* Begin Listed entries *
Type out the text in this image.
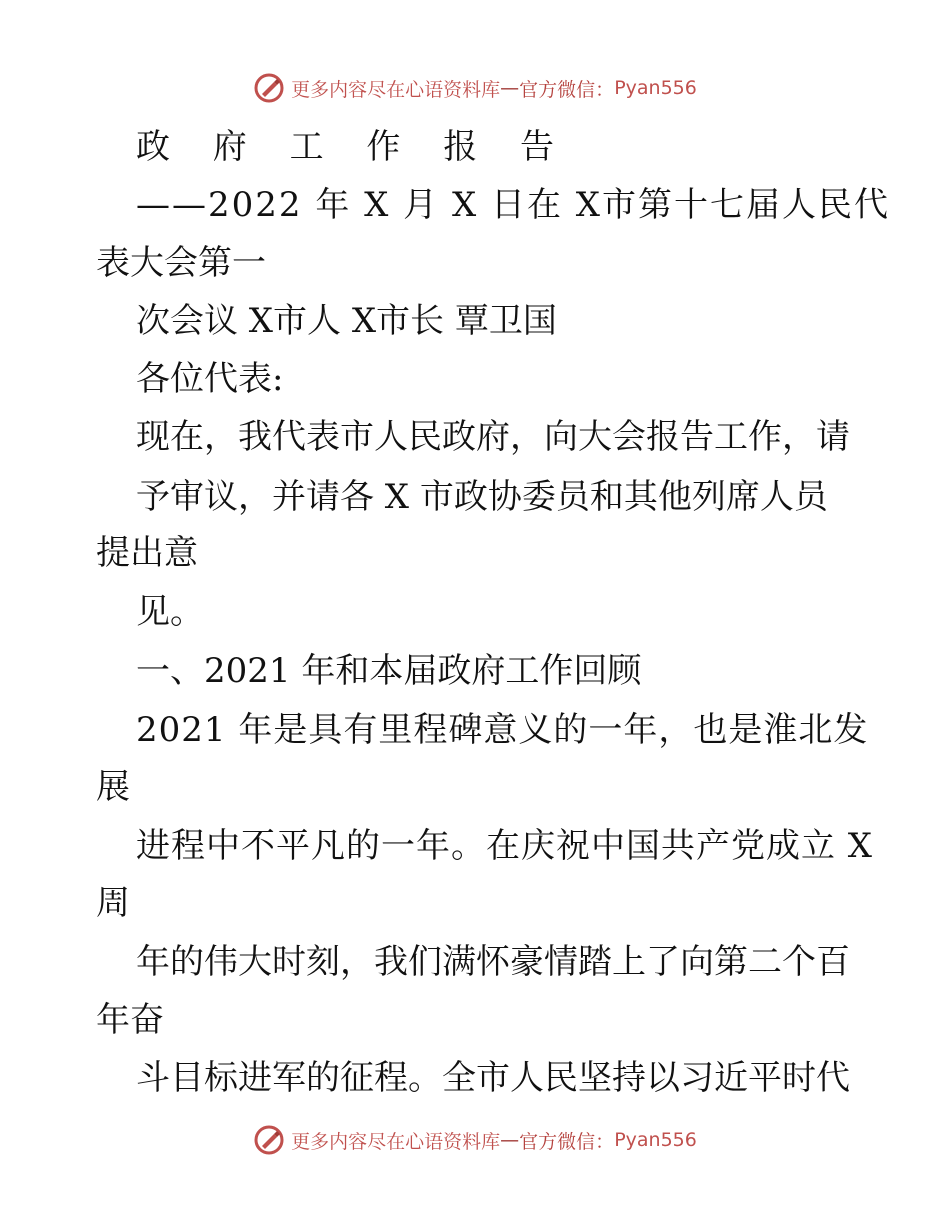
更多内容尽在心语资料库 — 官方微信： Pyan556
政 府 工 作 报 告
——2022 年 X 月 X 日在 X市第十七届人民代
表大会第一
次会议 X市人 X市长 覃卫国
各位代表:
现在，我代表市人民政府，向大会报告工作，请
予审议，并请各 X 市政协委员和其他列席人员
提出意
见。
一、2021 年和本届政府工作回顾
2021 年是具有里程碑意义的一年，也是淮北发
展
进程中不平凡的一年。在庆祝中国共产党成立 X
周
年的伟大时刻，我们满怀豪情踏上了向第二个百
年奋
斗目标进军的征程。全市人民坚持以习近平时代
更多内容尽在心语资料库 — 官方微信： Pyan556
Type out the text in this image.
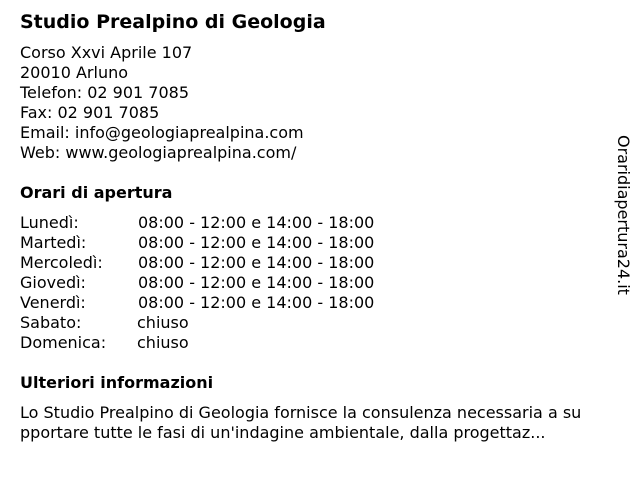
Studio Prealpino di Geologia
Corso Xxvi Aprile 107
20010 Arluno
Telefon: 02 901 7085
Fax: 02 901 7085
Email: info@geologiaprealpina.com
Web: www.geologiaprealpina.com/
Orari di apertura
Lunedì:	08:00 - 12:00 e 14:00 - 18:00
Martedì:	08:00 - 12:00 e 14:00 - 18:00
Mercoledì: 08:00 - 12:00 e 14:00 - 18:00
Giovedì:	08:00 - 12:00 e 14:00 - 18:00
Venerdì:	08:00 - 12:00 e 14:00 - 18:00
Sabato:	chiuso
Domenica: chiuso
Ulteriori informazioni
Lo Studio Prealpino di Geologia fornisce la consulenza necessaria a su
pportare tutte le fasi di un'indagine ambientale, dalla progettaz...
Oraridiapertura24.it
* End Listed entries *
◆ **Problem to work on**: Without the pictures, retype the whole of the material above exactly.

◆ **Correct output**:
Type out the text in this image.
更多内容尽在心语资料库 — 官方微信： Pyan556
政 府 工 作 报 告
——2022 年 X 月 X 日在 X市第十七届人民代
表大会第一
次会议 X市人 X市长 覃卫国
各位代表:
现在，我代表市人民政府，向大会报告工作，请
予审议，并请各 X 市政协委员和其他列席人员
提出意
见。
一、2021 年和本届政府工作回顾
2021 年是具有里程碑意义的一年，也是淮北发
展
进程中不平凡的一年。在庆祝中国共产党成立 X
周
年的伟大时刻，我们满怀豪情踏上了向第二个百
年奋
斗目标进军的征程。全市人民坚持以习近平时代
更多内容尽在心语资料库 — 官方微信： Pyan556
Type out the text in this image.
Studio Prealpino di Geologia
Corso Xxvi Aprile 107
20010 Arluno
Telefon: 02 901 7085
Fax: 02 901 7085
Email: info@geologiaprealpina.com
Web: www.geologiaprealpina.com/
Orari di apertura
Lunedì:	08:00 - 12:00 e 14:00 - 18:00
Martedì:	08:00 - 12:00 e 14:00 - 18:00
Mercoledì: 08:00 - 12:00 e 14:00 - 18:00
Giovedì:	08:00 - 12:00 e 14:00 - 18:00
Venerdì:	08:00 - 12:00 e 14:00 - 18:00
Sabato:	chiuso
Domenica: chiuso
Ulteriori informazioni
Lo Studio Prealpino di Geologia fornisce la consulenza necessaria a su
pportare tutte le fasi di un'indagine ambientale, dalla progettaz...
Oraridiapertura24.it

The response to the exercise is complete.